What needs to be done:
Write out the records again, exactly, leaving none out.

Data entries:
>>

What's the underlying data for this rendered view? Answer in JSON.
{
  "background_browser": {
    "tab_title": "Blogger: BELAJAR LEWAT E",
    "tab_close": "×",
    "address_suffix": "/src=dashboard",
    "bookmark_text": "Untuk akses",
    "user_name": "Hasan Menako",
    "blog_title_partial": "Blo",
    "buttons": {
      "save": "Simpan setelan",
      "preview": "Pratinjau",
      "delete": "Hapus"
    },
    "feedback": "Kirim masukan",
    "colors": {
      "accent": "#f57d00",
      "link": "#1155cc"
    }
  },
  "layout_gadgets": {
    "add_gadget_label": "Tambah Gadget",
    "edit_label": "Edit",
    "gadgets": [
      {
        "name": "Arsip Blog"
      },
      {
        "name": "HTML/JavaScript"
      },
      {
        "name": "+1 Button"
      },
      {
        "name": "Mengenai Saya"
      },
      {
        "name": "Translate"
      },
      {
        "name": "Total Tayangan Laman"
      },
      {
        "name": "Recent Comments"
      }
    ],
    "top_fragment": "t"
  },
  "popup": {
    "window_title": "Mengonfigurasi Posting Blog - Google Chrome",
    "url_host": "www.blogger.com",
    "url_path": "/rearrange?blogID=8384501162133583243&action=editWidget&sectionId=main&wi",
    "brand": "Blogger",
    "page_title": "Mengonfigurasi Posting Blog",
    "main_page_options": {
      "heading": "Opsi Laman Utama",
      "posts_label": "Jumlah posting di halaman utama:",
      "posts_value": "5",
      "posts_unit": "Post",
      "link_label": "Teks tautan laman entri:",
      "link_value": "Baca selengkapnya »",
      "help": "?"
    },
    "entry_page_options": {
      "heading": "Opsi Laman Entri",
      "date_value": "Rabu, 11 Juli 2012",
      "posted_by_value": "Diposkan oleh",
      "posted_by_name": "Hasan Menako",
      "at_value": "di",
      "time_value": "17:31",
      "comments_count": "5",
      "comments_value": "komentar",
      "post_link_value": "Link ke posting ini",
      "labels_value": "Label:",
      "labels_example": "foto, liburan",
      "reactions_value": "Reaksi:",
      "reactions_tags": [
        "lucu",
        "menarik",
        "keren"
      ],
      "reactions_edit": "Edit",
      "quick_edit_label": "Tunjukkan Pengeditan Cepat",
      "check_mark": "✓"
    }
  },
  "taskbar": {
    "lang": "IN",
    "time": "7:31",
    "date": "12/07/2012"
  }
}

<<

Exercise solution:
What's the underlying data for this rendered view? Answer in JSON.
{
  "background_browser": {
    "tab_title": "Blogger: BELAJAR LEWAT E",
    "tab_close": "×",
    "address_suffix": "/src=dashboard",
    "bookmark_text": "Untuk akses",
    "user_name": "Hasan Menako",
    "blog_title_partial": "Blo",
    "buttons": {
      "save": "Simpan setelan",
      "preview": "Pratinjau",
      "delete": "Hapus"
    },
    "feedback": "Kirim masukan",
    "colors": {
      "accent": "#f57d00",
      "link": "#1155cc"
    }
  },
  "layout_gadgets": {
    "add_gadget_label": "Tambah Gadget",
    "edit_label": "Edit",
    "gadgets": [
      {
        "name": "Arsip Blog"
      },
      {
        "name": "HTML/JavaScript"
      },
      {
        "name": "+1 Button"
      },
      {
        "name": "Mengenai Saya"
      },
      {
        "name": "Translate"
      },
      {
        "name": "Total Tayangan Laman"
      },
      {
        "name": "Recent Comments"
      }
    ],
    "top_fragment": "t"
  },
  "popup": {
    "window_title": "Mengonfigurasi Posting Blog - Google Chrome",
    "url_host": "www.blogger.com",
    "url_path": "/rearrange?blogID=8384501162133583243&action=editWidget&sectionId=main&wi",
    "brand": "Blogger",
    "page_title": "Mengonfigurasi Posting Blog",
    "main_page_options": {
      "heading": "Opsi Laman Utama",
      "posts_label": "Jumlah posting di halaman utama:",
      "posts_value": "5",
      "posts_unit": "Post",
      "link_label": "Teks tautan laman entri:",
      "link_value": "Baca selengkapnya »",
      "help": "?"
    },
    "entry_page_options": {
      "heading": "Opsi Laman Entri",
      "date_value": "Rabu, 11 Juli 2012",
      "posted_by_value": "Diposkan oleh",
      "posted_by_name": "Hasan Menako",
      "at_value": "di",
      "time_value": "17:31",
      "comments_count": "5",
      "comments_value": "komentar",
      "post_link_value": "Link ke posting ini",
      "labels_value": "Label:",
      "labels_example": "foto, liburan",
      "reactions_value": "Reaksi:",
      "reactions_tags": [
        "lucu",
        "menarik",
        "keren"
      ],
      "reactions_edit": "Edit",
      "quick_edit_label": "Tunjukkan Pengeditan Cepat",
      "check_mark": "✓"
    }
  },
  "taskbar": {
    "lang": "IN",
    "time": "7:31",
    "date": "12/07/2012"
  }
}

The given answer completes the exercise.